Short exercise
Write out the whole listing again, exactly.

Begin Data

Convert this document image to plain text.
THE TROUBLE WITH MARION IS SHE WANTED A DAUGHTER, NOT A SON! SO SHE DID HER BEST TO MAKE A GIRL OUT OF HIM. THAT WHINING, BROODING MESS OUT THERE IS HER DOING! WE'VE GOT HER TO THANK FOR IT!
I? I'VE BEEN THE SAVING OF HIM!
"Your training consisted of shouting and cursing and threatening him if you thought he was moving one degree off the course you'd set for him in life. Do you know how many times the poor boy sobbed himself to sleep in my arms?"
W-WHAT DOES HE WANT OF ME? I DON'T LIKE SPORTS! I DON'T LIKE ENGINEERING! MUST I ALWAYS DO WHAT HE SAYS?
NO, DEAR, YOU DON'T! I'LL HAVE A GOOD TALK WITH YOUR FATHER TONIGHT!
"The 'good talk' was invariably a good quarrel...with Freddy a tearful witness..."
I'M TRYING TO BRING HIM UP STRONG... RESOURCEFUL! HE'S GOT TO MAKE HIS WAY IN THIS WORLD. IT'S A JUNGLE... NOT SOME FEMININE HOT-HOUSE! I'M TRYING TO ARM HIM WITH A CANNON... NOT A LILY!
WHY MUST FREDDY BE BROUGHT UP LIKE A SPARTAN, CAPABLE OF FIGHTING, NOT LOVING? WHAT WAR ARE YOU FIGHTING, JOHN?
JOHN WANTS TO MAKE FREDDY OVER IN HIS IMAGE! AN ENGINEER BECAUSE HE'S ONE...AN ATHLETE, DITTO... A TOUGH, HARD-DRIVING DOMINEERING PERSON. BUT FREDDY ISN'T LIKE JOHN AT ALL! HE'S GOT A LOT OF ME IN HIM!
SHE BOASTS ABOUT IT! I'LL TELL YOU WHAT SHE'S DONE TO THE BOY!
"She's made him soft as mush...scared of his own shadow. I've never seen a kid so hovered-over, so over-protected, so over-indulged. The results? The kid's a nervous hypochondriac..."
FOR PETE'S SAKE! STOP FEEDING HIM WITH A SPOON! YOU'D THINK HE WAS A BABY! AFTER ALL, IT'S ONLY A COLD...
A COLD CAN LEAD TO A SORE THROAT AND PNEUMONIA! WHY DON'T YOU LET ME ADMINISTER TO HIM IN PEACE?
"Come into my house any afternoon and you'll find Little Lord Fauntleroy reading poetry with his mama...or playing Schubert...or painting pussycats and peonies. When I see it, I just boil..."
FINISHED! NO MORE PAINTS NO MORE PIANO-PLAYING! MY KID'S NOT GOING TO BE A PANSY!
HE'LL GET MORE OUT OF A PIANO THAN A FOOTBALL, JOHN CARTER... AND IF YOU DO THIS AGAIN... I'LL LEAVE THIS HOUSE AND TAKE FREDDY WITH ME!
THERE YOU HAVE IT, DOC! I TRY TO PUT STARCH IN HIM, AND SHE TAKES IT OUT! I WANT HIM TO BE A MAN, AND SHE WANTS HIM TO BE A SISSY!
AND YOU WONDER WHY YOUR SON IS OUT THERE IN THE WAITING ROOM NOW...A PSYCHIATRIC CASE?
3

End Data

Solution for this problem
Convert this document image to plain text.
THE TROUBLE WITH MARION IS SHE WANTED A DAUGHTER, NOT A SON! SO SHE DID HER BEST TO MAKE A GIRL OUT OF HIM. THAT WHINING, BROODING MESS OUT THERE IS HER DOING! WE'VE GOT HER TO THANK FOR IT!
I? I'VE BEEN THE SAVING OF HIM!
"Your training consisted of shouting and cursing and threatening him if you thought he was moving one degree off the course you'd set for him in life. Do you know how many times the poor boy sobbed himself to sleep in my arms?"
W-WHAT DOES HE WANT OF ME? I DON'T LIKE SPORTS! I DON'T LIKE ENGINEERING! MUST I ALWAYS DO WHAT HE SAYS?
NO, DEAR, YOU DON'T! I'LL HAVE A GOOD TALK WITH YOUR FATHER TONIGHT!
"The 'good talk' was invariably a good quarrel...with Freddy a tearful witness..."
I'M TRYING TO BRING HIM UP STRONG... RESOURCEFUL! HE'S GOT TO MAKE HIS WAY IN THIS WORLD. IT'S A JUNGLE... NOT SOME FEMININE HOT-HOUSE! I'M TRYING TO ARM HIM WITH A CANNON... NOT A LILY!
WHY MUST FREDDY BE BROUGHT UP LIKE A SPARTAN, CAPABLE OF FIGHTING, NOT LOVING? WHAT WAR ARE YOU FIGHTING, JOHN?
JOHN WANTS TO MAKE FREDDY OVER IN HIS IMAGE! AN ENGINEER BECAUSE HE'S ONE...AN ATHLETE, DITTO... A TOUGH, HARD-DRIVING DOMINEERING PERSON. BUT FREDDY ISN'T LIKE JOHN AT ALL! HE'S GOT A LOT OF ME IN HIM!
SHE BOASTS ABOUT IT! I'LL TELL YOU WHAT SHE'S DONE TO THE BOY!
"She's made him soft as mush...scared of his own shadow. I've never seen a kid so hovered-over, so over-protected, so over-indulged. The results? The kid's a nervous hypochondriac..."
FOR PETE'S SAKE! STOP FEEDING HIM WITH A SPOON! YOU'D THINK HE WAS A BABY! AFTER ALL, IT'S ONLY A COLD...
A COLD CAN LEAD TO A SORE THROAT AND PNEUMONIA! WHY DON'T YOU LET ME ADMINISTER TO HIM IN PEACE?
"Come into my house any afternoon and you'll find Little Lord Fauntleroy reading poetry with his mama...or playing Schubert...or painting pussycats and peonies. When I see it, I just boil..."
FINISHED! NO MORE PAINTS NO MORE PIANO-PLAYING! MY KID'S NOT GOING TO BE A PANSY!
HE'LL GET MORE OUT OF A PIANO THAN A FOOTBALL, JOHN CARTER... AND IF YOU DO THIS AGAIN... I'LL LEAVE THIS HOUSE AND TAKE FREDDY WITH ME!
THERE YOU HAVE IT, DOC! I TRY TO PUT STARCH IN HIM, AND SHE TAKES IT OUT! I WANT HIM TO BE A MAN, AND SHE WANTS HIM TO BE A SISSY!
AND YOU WONDER WHY YOUR SON IS OUT THERE IN THE WAITING ROOM NOW...A PSYCHIATRIC CASE?
3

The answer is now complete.